*** Block opens ***

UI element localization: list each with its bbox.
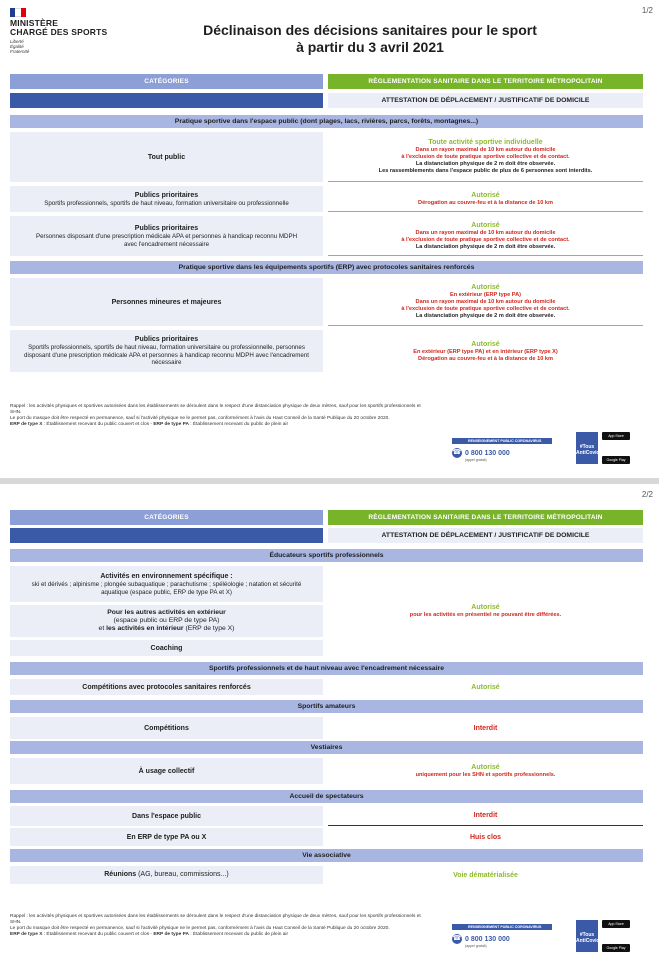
anticovid-app-block — [576, 920, 634, 952]
status-label: Autorisé — [471, 604, 500, 611]
status-label: Autorisé — [471, 764, 500, 771]
section-educators: Éducateurs sportifs professionnels — [10, 549, 643, 562]
category-cell — [10, 566, 323, 602]
table-row — [10, 828, 643, 846]
categories-header: CATÉGORIES — [10, 74, 323, 89]
condition-text: La distanciation physique de 2 m doit être observée. — [415, 161, 556, 167]
category-cell — [10, 640, 323, 656]
table-row — [10, 278, 643, 326]
category-cell — [10, 132, 323, 182]
app-store-badge[interactable]: App Store — [602, 920, 630, 928]
category-cell: Pour les autres activités en extérieur (espace public ou ERP de type PA) et les activités en intérieur (ERP de type X) — [10, 605, 323, 637]
regulation-cell — [328, 806, 643, 826]
section-associations: Vie associative — [10, 849, 643, 862]
category-label: Compétitions — [144, 724, 189, 732]
regulation-cell — [328, 330, 643, 372]
category-cell — [10, 278, 323, 326]
table-row — [10, 806, 643, 826]
phone-icon: ☎ — [452, 935, 462, 942]
category-cell — [10, 186, 323, 212]
regulation-cell — [328, 132, 643, 182]
section-public-space: Pratique sportive dans l'espace public (dont plages, lacs, rivières, parcs, forêts, montagnes...) — [10, 115, 643, 128]
footer-erp-legend: ERP de type X : Établissement recevant du public couvert et clos - ERP de type PA : Établissement recevant du public de plein air — [10, 932, 289, 937]
condition-text: Dans un rayon maximal de 10 km autour du domicile — [415, 147, 556, 153]
ministry-logo — [10, 8, 120, 54]
regulation-header: RÈGLEMENTATION SANITAIRE DANS LE TERRITOIRE MÉTROPOLITAIN — [328, 510, 643, 525]
regulation-cell — [328, 758, 643, 784]
footer-reminder: Rappel : les activités physiques et sportives autorisées dans les établissements se déroulent dans le respect d'une distanciation physique de deux mètres, sauf pour les sportifs professionnels et SHN. — [10, 404, 421, 415]
footer-mask-note: Le port du masque doit être respecté en permanence, sauf si l'activité physique ne le permet pas, conformément à l'avis du Haut Conseil de la Santé Publique du 20 octobre 2020. — [10, 926, 390, 931]
section-pro-athletes: Sportifs professionnels et de haut niveau avec l'encadrement nécessaire — [10, 662, 643, 675]
phone-icon: ☎ — [452, 449, 462, 456]
condition-text: à l'exclusion de toute pratique sportive collective et de contact. — [401, 154, 570, 160]
logo-line-1: MINISTÈRE — [10, 18, 59, 28]
hotline-note: (appel gratuit) — [465, 458, 487, 462]
document-page-2 — [0, 484, 659, 960]
status-label: Toute activité sportive individuelle — [428, 139, 543, 146]
footer-erp-legend: ERP de type X : Établissement recevant du public couvert et clos - ERP de type PA : Établissement recevant du public de plein air — [10, 422, 289, 427]
category-cell — [10, 216, 323, 256]
categories-header: CATÉGORIES — [10, 510, 323, 525]
condition-text: Dérogation au couvre-feu et à la distance de 10 km — [418, 199, 553, 206]
attestation-header: ATTESTATION DE DÉPLACEMENT / JUSTIFICATIF DE DOMICILE — [328, 93, 643, 108]
page-number: 2/2 — [641, 490, 653, 499]
table-row — [10, 866, 643, 884]
section-erp: Pratique sportive dans les équipements sportifs (ERP) avec protocoles sanitaires renforcés — [10, 261, 643, 274]
category-label: Compétitions avec protocoles sanitaires renforcés — [82, 683, 251, 691]
footer-notes — [10, 914, 430, 938]
regulation-cell — [328, 186, 643, 212]
status-label: Autorisé — [471, 284, 500, 291]
category-desc: Personnes disposant d'une prescription médicale APA et personnes à handicap reconnu MDPH avec l'encadrement nécessaire — [35, 233, 298, 248]
section-spectators: Accueil de spectateurs — [10, 790, 643, 803]
table-row — [10, 679, 643, 695]
table-row — [10, 717, 643, 739]
categories-blue-bar — [10, 528, 323, 543]
category-label: Publics prioritaires — [134, 191, 199, 199]
hotline-block — [452, 438, 552, 462]
hotline-number: 0 800 130 000 — [465, 449, 510, 457]
educators-regulation — [328, 566, 643, 656]
table-row — [10, 216, 643, 256]
condition-text: En extérieur (ERP type PA) et en intérieur (ERP type X) — [413, 348, 558, 355]
table-row — [10, 186, 643, 212]
french-flag-icon — [10, 8, 26, 17]
condition-text: uniquement pour les SHN et sportifs professionnels. — [415, 772, 556, 778]
hotline-block — [452, 924, 552, 948]
page-number: 1/2 — [641, 6, 653, 15]
category-desc: Sportifs professionnels, sportifs de haut niveau, formation universitaire ou professionnelle, personnes disposant d'une prescription médicale APA et personnes à handicap reconnu MDPH avec l'encadrement nécessaire — [24, 344, 309, 367]
status-label: Autorisé — [471, 340, 500, 348]
anticovid-app-block — [576, 432, 634, 464]
footer-mask-note: Le port du masque doit être respecté en permanence, sauf si l'activité physique ne le permet pas, conformément à l'avis du Haut Conseil de la Santé Publique du 20 octobre 2020. — [10, 416, 390, 421]
table-row — [10, 330, 643, 372]
status-label: Autorisé — [471, 221, 500, 229]
category-label: À usage collectif — [138, 767, 195, 775]
hotline-number: 0 800 130 000 — [465, 935, 510, 943]
condition-text: Dérogation au couvre-feu et à la distance de 10 km — [418, 355, 553, 362]
status-label: Huis clos — [469, 833, 502, 841]
attestation-header: ATTESTATION DE DÉPLACEMENT / JUSTIFICATIF DE DOMICILE — [328, 528, 643, 543]
google-play-badge[interactable]: Google Play — [602, 456, 630, 464]
category-cell — [10, 758, 323, 784]
condition-text: La distanciation physique de 2 m doit être observée. — [415, 243, 556, 250]
section-locker-rooms: Vestiaires — [10, 741, 643, 754]
page-title — [150, 22, 590, 56]
category-label: Coaching — [150, 644, 183, 652]
category-cell — [10, 717, 323, 739]
app-store-badge[interactable]: App Store — [602, 432, 630, 440]
category-label: Activités en environnement spécifique : — [100, 573, 233, 580]
category-cell — [10, 679, 323, 695]
footer-notes — [10, 404, 430, 428]
category-label: Dans l'espace public — [132, 812, 201, 820]
app-logo: #Tous AntiCovid — [576, 432, 598, 464]
logo-line-2: CHARGÉ DES SPORTS — [10, 27, 108, 37]
condition-text: En extérieur (ERP type PA) — [450, 292, 521, 298]
status-label: Interdit — [473, 724, 498, 732]
title-line-2: à partir du 3 avril 2021 — [296, 39, 444, 55]
status-label: Interdit — [473, 812, 498, 819]
condition-text: La distanciation physique de 2 m doit être observée. — [415, 313, 556, 319]
hotline-note: (appel gratuit) — [465, 944, 487, 948]
google-play-badge[interactable]: Google Play — [602, 944, 630, 952]
category-label: Publics prioritaires — [134, 225, 199, 232]
status-label: Voie dématérialisée — [453, 871, 518, 879]
document-page-1 — [0, 0, 659, 478]
status-label: Autorisé — [471, 683, 500, 691]
category-label: Publics prioritaires — [134, 336, 199, 344]
category-cell — [10, 330, 323, 372]
regulation-cell — [328, 278, 643, 326]
condition-text: pour les activités en présentiel ne pouvant être différées. — [409, 612, 562, 618]
condition-text: Les rassemblements dans l'espace public de plus de 6 personnes sont interdits. — [378, 168, 593, 174]
condition-text: Dans un rayon maximal de 10 km autour du domicile — [415, 229, 556, 236]
hotline-banner: RENSEIGNEMENT PUBLIC CORONAVIRUS — [452, 438, 552, 444]
title-line-1: Déclinaison des décisions sanitaires pour le sport — [203, 22, 537, 38]
logo-motto: Liberté Égalité Fraternité — [10, 39, 30, 54]
category-label: En ERP de type PA ou X — [126, 833, 207, 841]
regulation-cell — [328, 566, 643, 656]
status-label: Autorisé — [471, 191, 500, 199]
hotline-banner: RENSEIGNEMENT PUBLIC CORONAVIRUS — [452, 924, 552, 930]
regulation-cell — [328, 866, 643, 884]
regulation-cell — [328, 216, 643, 256]
regulation-cell — [328, 717, 643, 739]
condition-text: à l'exclusion de toute pratique sportive collective et de contact. — [401, 306, 570, 312]
condition-text: à l'exclusion de toute pratique sportive collective et de contact. — [401, 236, 570, 243]
category-label: Personnes mineures et majeures — [111, 298, 222, 306]
regulation-cell — [328, 828, 643, 846]
category-desc: ski et dérivés ; alpinisme ; plongée subaquatique ; parachutisme ; spéléologie ; natation et sécurité aquatique (espace public, ERP de type PA et X) — [31, 581, 302, 596]
category-cell — [10, 806, 323, 826]
table-row — [10, 758, 643, 784]
category-cell — [10, 828, 323, 846]
category-label: Tout public — [147, 153, 186, 161]
regulation-header: RÈGLEMENTATION SANITAIRE DANS LE TERRITOIRE MÉTROPOLITAIN — [328, 74, 643, 89]
app-logo: #Tous AntiCovid — [576, 920, 598, 952]
condition-text: Dans un rayon maximal de 10 km autour du domicile — [415, 299, 556, 305]
categories-blue-bar — [10, 93, 323, 108]
category-cell: Réunions (AG, bureau, commissions...) — [10, 866, 323, 884]
footer-reminder: Rappel : les activités physiques et sportives autorisées dans les établissements se déroulent dans le respect d'une distanciation physique de deux mètres, sauf pour les sportifs professionnels et SHN. — [10, 914, 421, 925]
table-row — [10, 132, 643, 182]
category-desc: Sportifs professionnels, sportifs de haut niveau, formation universitaire ou professionnelle — [44, 199, 289, 207]
regulation-cell — [328, 679, 643, 695]
section-amateurs: Sportifs amateurs — [10, 700, 643, 713]
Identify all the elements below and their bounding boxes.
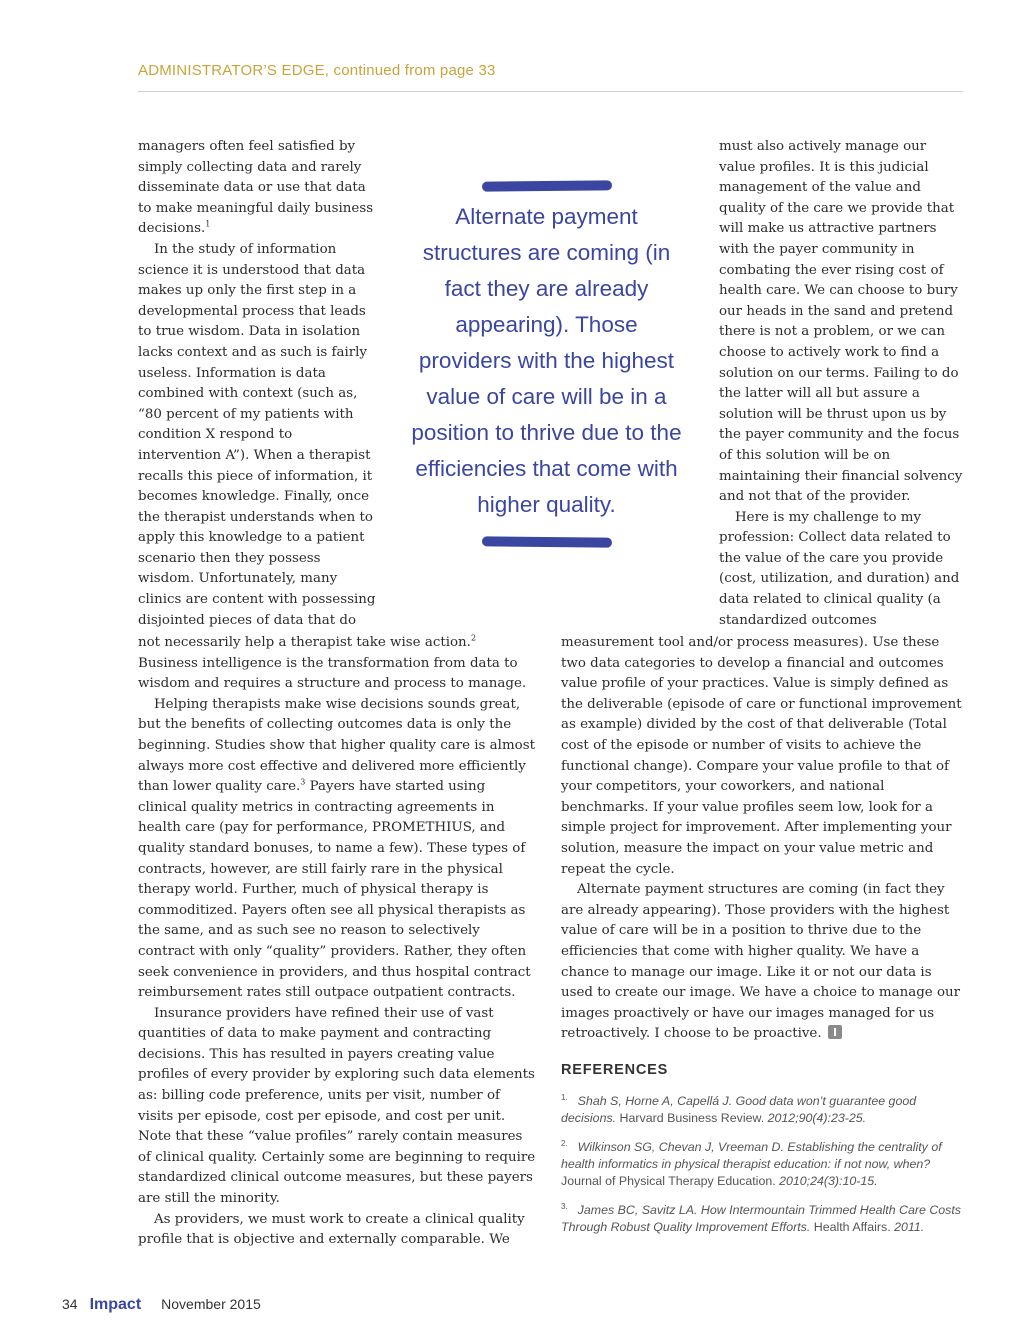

*** Block closes ***

= What you need to do =
Filter the listing above for the string "Google" and copy every matching line.

= Answer space =
google-play-badge[interactable]: Google Play — [602, 456, 630, 464]
google-play-badge[interactable]: Google Play — [602, 944, 630, 952]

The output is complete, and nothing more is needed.